-- BEGIN Exercise material --
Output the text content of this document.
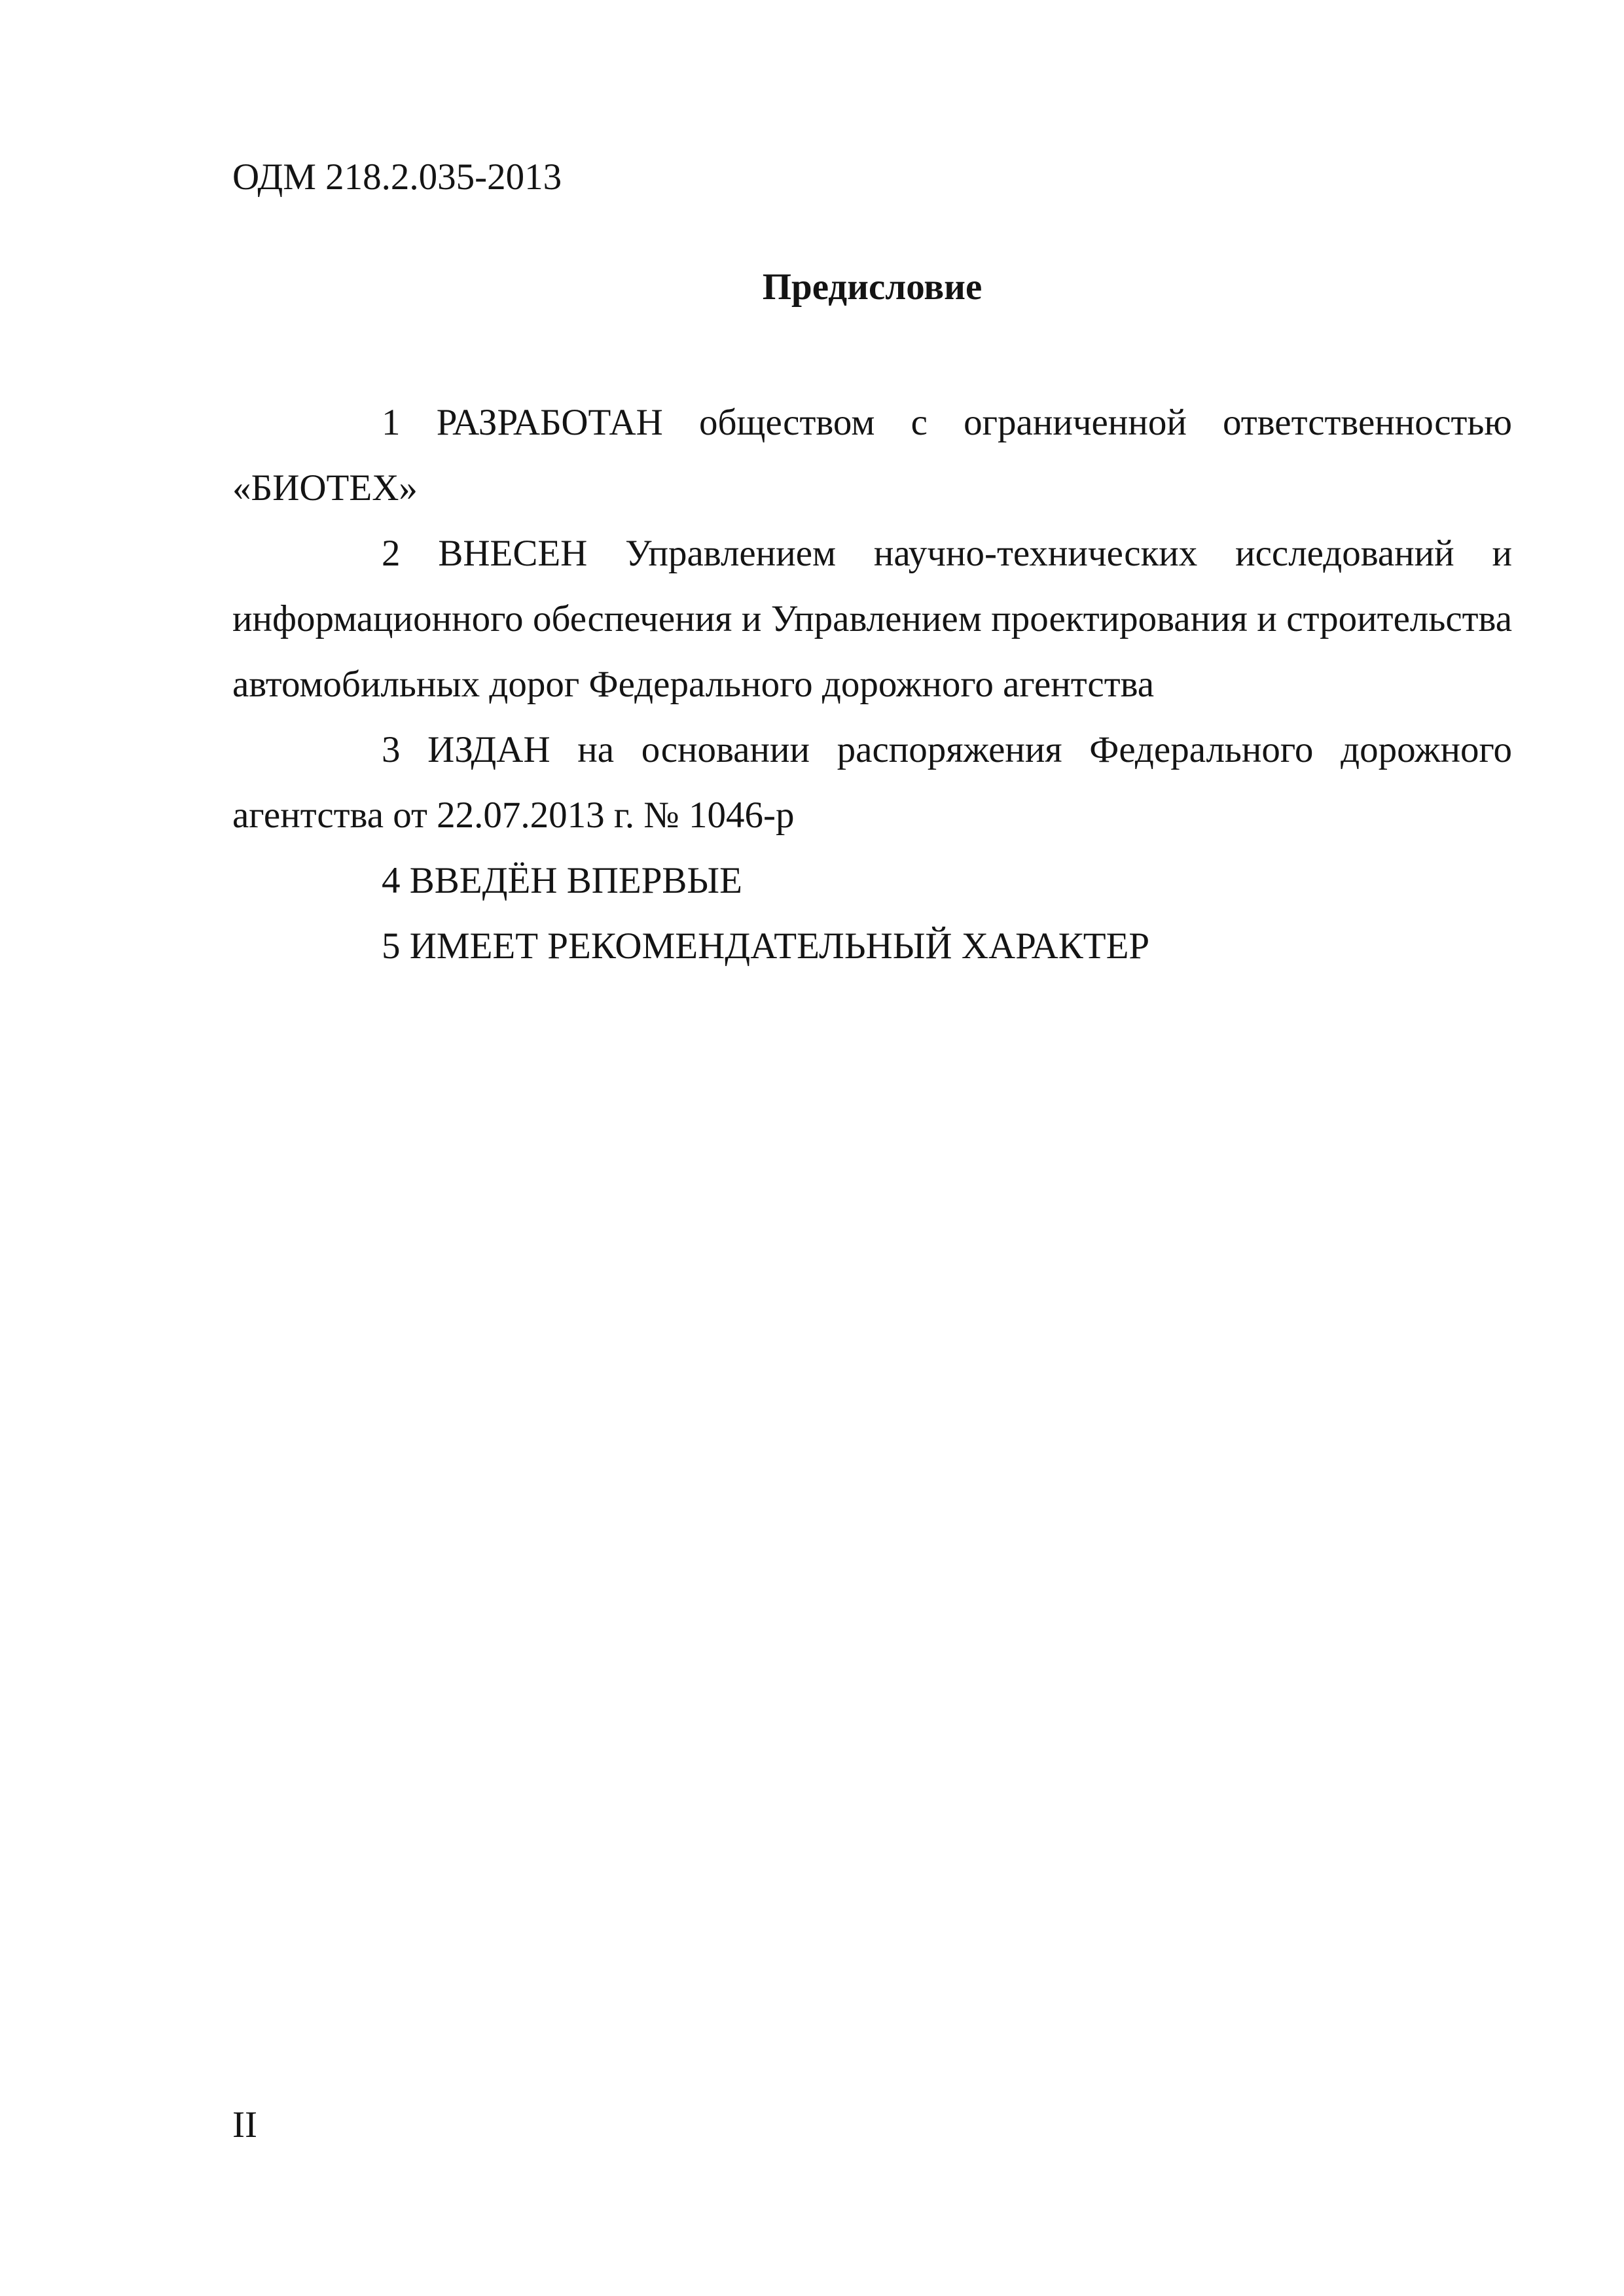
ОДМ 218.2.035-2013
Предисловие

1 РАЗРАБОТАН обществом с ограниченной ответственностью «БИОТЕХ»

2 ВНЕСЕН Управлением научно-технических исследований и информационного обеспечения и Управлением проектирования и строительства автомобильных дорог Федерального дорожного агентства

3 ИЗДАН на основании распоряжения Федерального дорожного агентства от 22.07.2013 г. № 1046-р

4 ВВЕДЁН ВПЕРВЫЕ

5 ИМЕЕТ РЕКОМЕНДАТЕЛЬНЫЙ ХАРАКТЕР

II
-- END Exercise material --
-- BEGIN Exercise material --
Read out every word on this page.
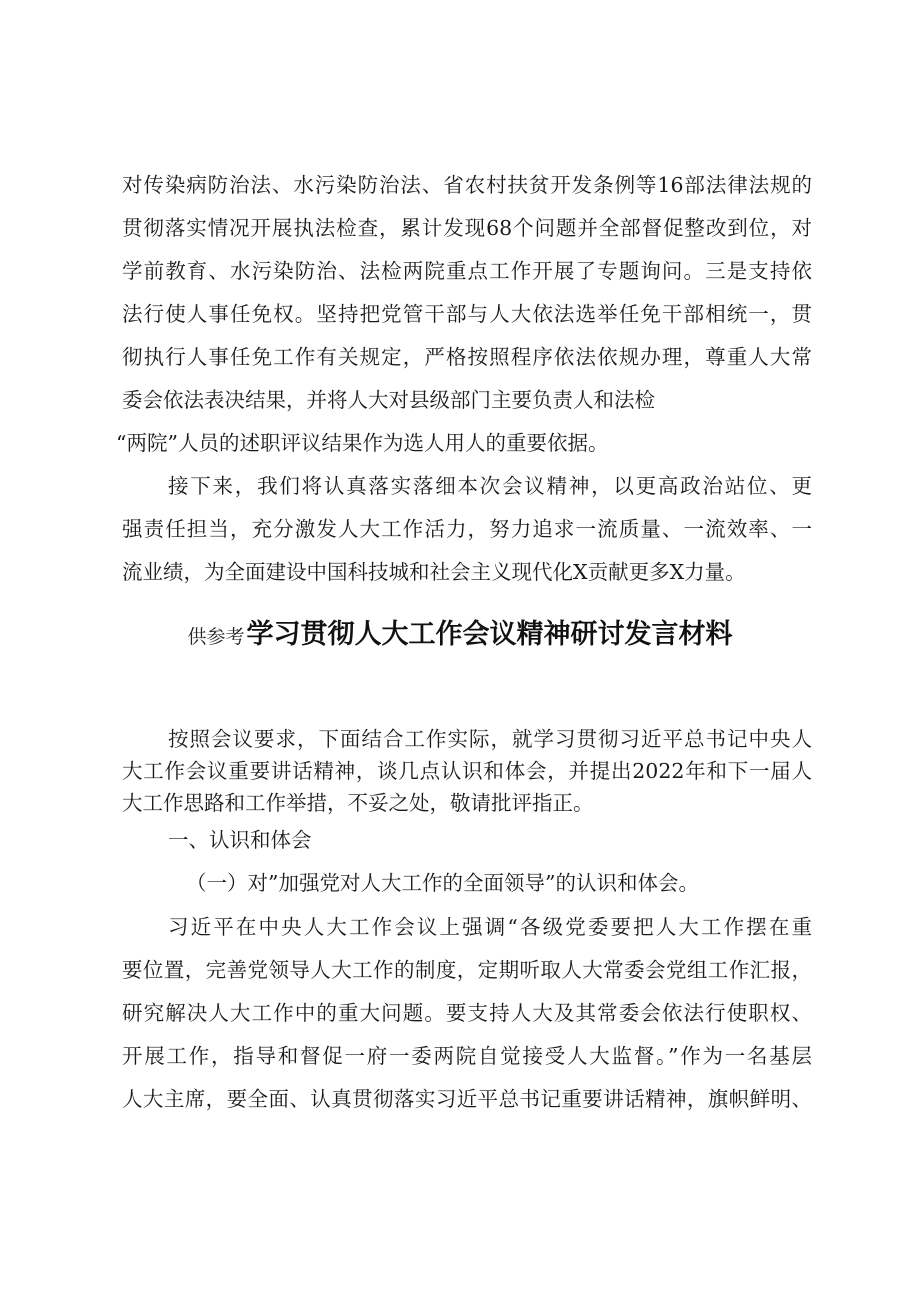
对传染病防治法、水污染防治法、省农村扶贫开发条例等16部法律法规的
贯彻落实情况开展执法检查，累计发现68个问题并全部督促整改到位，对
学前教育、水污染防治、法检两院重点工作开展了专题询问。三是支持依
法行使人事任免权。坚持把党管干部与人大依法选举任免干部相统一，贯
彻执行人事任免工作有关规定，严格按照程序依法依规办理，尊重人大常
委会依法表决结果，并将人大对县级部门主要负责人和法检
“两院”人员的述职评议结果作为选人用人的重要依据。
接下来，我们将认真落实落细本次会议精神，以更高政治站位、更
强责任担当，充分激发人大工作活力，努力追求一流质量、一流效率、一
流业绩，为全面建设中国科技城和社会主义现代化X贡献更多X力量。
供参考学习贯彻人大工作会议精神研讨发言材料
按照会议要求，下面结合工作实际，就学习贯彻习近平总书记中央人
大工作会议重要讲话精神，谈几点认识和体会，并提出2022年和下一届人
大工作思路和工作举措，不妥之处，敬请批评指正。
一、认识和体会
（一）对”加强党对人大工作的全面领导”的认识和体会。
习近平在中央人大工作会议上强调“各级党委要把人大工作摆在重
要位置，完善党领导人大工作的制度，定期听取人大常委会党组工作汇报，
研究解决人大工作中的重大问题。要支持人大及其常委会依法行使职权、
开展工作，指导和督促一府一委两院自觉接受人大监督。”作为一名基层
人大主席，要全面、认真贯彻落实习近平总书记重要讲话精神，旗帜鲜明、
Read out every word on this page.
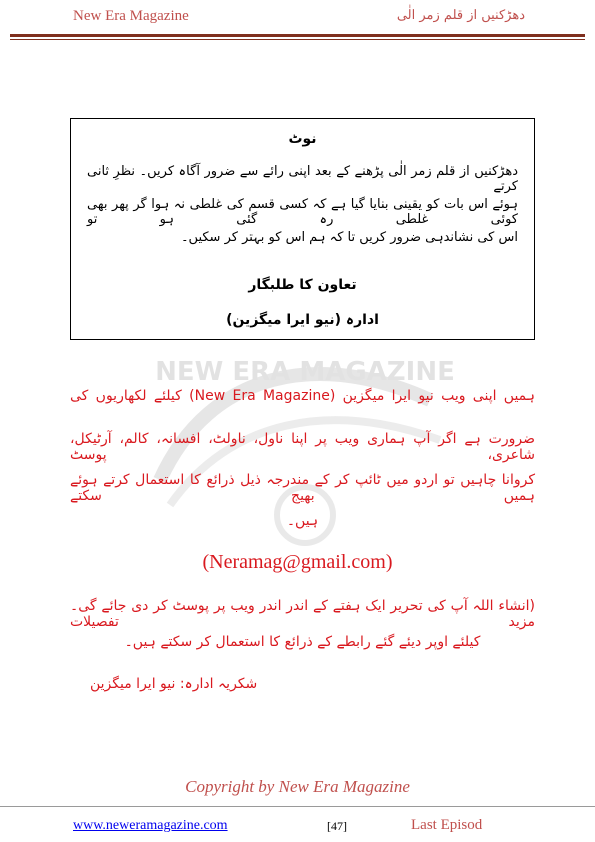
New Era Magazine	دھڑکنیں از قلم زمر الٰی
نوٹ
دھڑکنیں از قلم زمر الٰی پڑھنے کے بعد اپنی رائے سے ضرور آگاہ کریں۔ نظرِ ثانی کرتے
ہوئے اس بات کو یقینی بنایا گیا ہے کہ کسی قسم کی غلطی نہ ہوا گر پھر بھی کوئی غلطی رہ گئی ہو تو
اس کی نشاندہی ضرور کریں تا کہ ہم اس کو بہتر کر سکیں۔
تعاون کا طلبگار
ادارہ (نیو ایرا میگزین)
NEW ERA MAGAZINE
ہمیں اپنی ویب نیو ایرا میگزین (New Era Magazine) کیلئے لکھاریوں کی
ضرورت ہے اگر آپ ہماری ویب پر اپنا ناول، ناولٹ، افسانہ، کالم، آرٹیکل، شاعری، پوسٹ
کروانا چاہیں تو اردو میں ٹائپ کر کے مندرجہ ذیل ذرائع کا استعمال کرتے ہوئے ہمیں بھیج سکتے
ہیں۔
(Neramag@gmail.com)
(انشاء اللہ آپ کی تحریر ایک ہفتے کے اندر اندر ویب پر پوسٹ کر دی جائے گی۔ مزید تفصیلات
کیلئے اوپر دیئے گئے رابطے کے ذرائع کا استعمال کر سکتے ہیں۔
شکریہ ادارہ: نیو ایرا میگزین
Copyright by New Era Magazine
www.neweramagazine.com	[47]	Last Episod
-- END Exercise material --
• **Work instructions**: Using the listing, say how many lines include the word "کریں", and add nothing else.

• **Solution below**: 2